--- start ---

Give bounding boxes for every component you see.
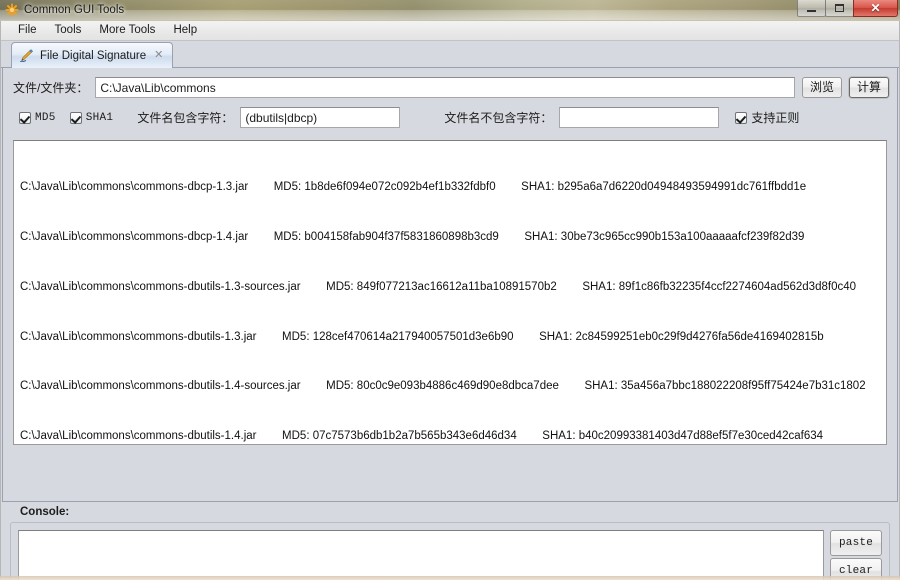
window-title: Common GUI Tools — [24, 0, 124, 20]
exclude-filter-input[interactable] — [559, 107, 719, 128]
regex-checkbox[interactable]: 支持正则 — [735, 109, 799, 126]
browse-button[interactable]: 浏览 — [802, 77, 842, 98]
md5-checkbox-box — [19, 112, 31, 124]
application-window: Common GUI Tools ✕ File Tools More Tools… — [0, 0, 900, 580]
result-line: C:\Java\Lib\commons\commons-dbutils-1.3.… — [20, 329, 880, 346]
maximize-icon — [835, 4, 844, 12]
window-controls: ✕ — [798, 0, 898, 20]
tab-close-icon[interactable]: ✕ — [154, 50, 163, 61]
tab-label: File Digital Signature — [40, 50, 146, 62]
path-row: 文件/文件夹： 浏览 计算 — [3, 68, 897, 98]
starburst-icon — [5, 3, 19, 17]
console-label: Console: — [10, 502, 890, 522]
menu-more-tools[interactable]: More Tools — [90, 23, 164, 39]
title-bar: Common GUI Tools ✕ — [0, 0, 900, 21]
console-textarea[interactable] — [18, 530, 824, 580]
include-filter-input[interactable] — [240, 107, 400, 128]
tab-file-digital-signature[interactable]: File Digital Signature ✕ — [11, 42, 173, 68]
maximize-button[interactable] — [825, 0, 854, 17]
md5-checkbox[interactable]: MD5 — [19, 112, 56, 124]
result-line: C:\Java\Lib\commons\commons-dbutils-1.3-… — [20, 279, 880, 296]
minimize-icon — [807, 10, 816, 12]
filter-row: MD5 SHA1 文件名包含字符： 文件名不包含字符： 支持正则 — [3, 98, 897, 128]
close-icon: ✕ — [870, 2, 880, 14]
result-line: C:\Java\Lib\commons\commons-dbcp-1.4.jar… — [20, 229, 880, 246]
include-filter-label: 文件名包含字符： — [137, 109, 233, 126]
minimize-button[interactable] — [797, 0, 826, 17]
tab-content-panel: 文件/文件夹： 浏览 计算 MD5 SHA1 文件名包含字符： 文件名不包含字符… — [2, 68, 898, 502]
console-buttons: paste clear — [830, 530, 882, 580]
compute-button[interactable]: 计算 — [849, 77, 889, 98]
results-area[interactable]: C:\Java\Lib\commons\commons-dbcp-1.3.jar… — [13, 140, 887, 445]
console-section: Console: paste clear — [2, 502, 898, 580]
menu-file[interactable]: File — [9, 23, 46, 39]
regex-checkbox-label: 支持正则 — [751, 109, 799, 126]
result-line: C:\Java\Lib\commons\commons-dbcp-1.3.jar… — [20, 179, 880, 196]
path-input[interactable] — [95, 77, 795, 98]
signature-pen-icon — [20, 49, 34, 62]
console-panel: paste clear — [10, 522, 890, 580]
results-text: C:\Java\Lib\commons\commons-dbcp-1.3.jar… — [14, 141, 886, 445]
title-bar-left: Common GUI Tools — [5, 0, 124, 20]
exclude-filter-label: 文件名不包含字符： — [444, 109, 552, 126]
tab-strip: File Digital Signature ✕ — [1, 41, 899, 68]
sha1-checkbox-box — [70, 112, 82, 124]
regex-checkbox-box — [735, 112, 747, 124]
menu-bar: File Tools More Tools Help — [1, 21, 899, 41]
menu-tools[interactable]: Tools — [46, 23, 91, 39]
sha1-checkbox[interactable]: SHA1 — [70, 112, 114, 124]
path-label: 文件/文件夹： — [13, 79, 88, 96]
window-body: File Tools More Tools Help File Digital … — [0, 21, 900, 580]
desktop-bottom-strip — [0, 576, 900, 580]
close-button[interactable]: ✕ — [853, 0, 898, 17]
result-line: C:\Java\Lib\commons\commons-dbutils-1.4.… — [20, 428, 880, 445]
result-line: C:\Java\Lib\commons\commons-dbutils-1.4-… — [20, 378, 880, 395]
menu-help[interactable]: Help — [164, 23, 206, 39]
paste-button[interactable]: paste — [830, 530, 882, 556]
md5-checkbox-label: MD5 — [35, 112, 56, 124]
sha1-checkbox-label: SHA1 — [86, 112, 114, 124]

--- end ---

### Written instruction
Present everything in the records above, from the line containing "window-title: Common GUI" down to the line containing "console-panel: paste clear", with both of those lines included, as a Markdown table with the columns Row and Entry. Number each line and omit any blank lines.

### Finished exercise
| Row | Entry |
|---|---|
| 1 | window-title: Common GUI Tools — [24, 0, 124, 20] |
| 2 | exclude-filter-input[interactable] — [559, 107, 719, 128] |
| 3 | regex-checkbox[interactable]: 支持正则 — [735, 109, 799, 126] |
| 4 | browse-button[interactable]: 浏览 — [802, 77, 842, 98] |
| 5 | md5-checkbox-box — [19, 112, 31, 124] |
| 6 | application-window: Common GUI Tools ✕ File Tools More Tools… — [0, 0, 900, 580] |
| 7 | result-line: C:\Java\Lib\commons\commons-dbutils-1.3.… — [20, 329, 880, 346] |
| 8 | maximize-icon — [835, 4, 844, 12] |
| 9 | window-controls: ✕ — [798, 0, 898, 20] |
| 10 | tab-close-icon[interactable]: ✕ — [154, 50, 163, 61] |
| 11 | tab-label: File Digital Signature — [40, 50, 146, 62] |
| 12 | path-row: 文件/文件夹： 浏览 计算 — [3, 68, 897, 98] |
| 13 | starburst-icon — [5, 3, 19, 17] |
| 14 | console-label: Console: — [10, 502, 890, 522] |
| 15 | menu-more-tools[interactable]: More Tools — [90, 23, 164, 39] |
| 16 | title-bar: Common GUI Tools ✕ — [0, 0, 900, 21] |
| 17 | console-textarea[interactable] — [18, 530, 824, 580] |
| 18 | include-filter-input[interactable] — [240, 107, 400, 128] |
| 19 | tab-file-digital-signature[interactable]: File Digital Signature ✕ — [11, 42, 173, 68] |
| 20 | maximize-button[interactable] — [825, 0, 854, 17] |
| 21 | md5-checkbox[interactable]: MD5 — [19, 112, 56, 124] |
| 22 | result-line: C:\Java\Lib\commons\commons-dbutils-1.3-… — [20, 279, 880, 296] |
| 23 | minimize-icon — [807, 10, 816, 12] |
| 24 | filter-row: MD5 SHA1 文件名包含字符： 文件名不包含字符： 支持正则 — [3, 98, 897, 128] |
| 25 | close-icon: ✕ — [870, 2, 880, 14] |
| 26 | result-line: C:\Java\Lib\commons\commons-dbcp-1.4.jar… — [20, 229, 880, 246] |
| 27 | include-filter-label: 文件名包含字符： — [137, 109, 233, 126] |
| 28 | minimize-button[interactable] — [797, 0, 826, 17] |
| 29 | tab-content-panel: 文件/文件夹： 浏览 计算 MD5 SHA1 文件名包含字符： 文件名不包含字符… — [2, 68, 898, 502] |
| 30 | console-buttons: paste clear — [830, 530, 882, 580] |
| 31 | compute-button[interactable]: 计算 — [849, 77, 889, 98] |
| 32 | results-area[interactable]: C:\Java\Lib\commons\commons-dbcp-1.3.jar… — [13, 140, 887, 445] |
| 33 | console-section: Console: paste clear — [2, 502, 898, 580] |
| 34 | menu-file[interactable]: File — [9, 23, 46, 39] |
| 35 | regex-checkbox-label: 支持正则 — [751, 109, 799, 126] |
| 36 | result-line: C:\Java\Lib\commons\commons-dbcp-1.3.jar… — [20, 179, 880, 196] |
| 37 | path-input[interactable] — [95, 77, 795, 98] |
| 38 | signature-pen-icon — [20, 49, 34, 62] |
| 39 | console-panel: paste clear — [10, 522, 890, 580] |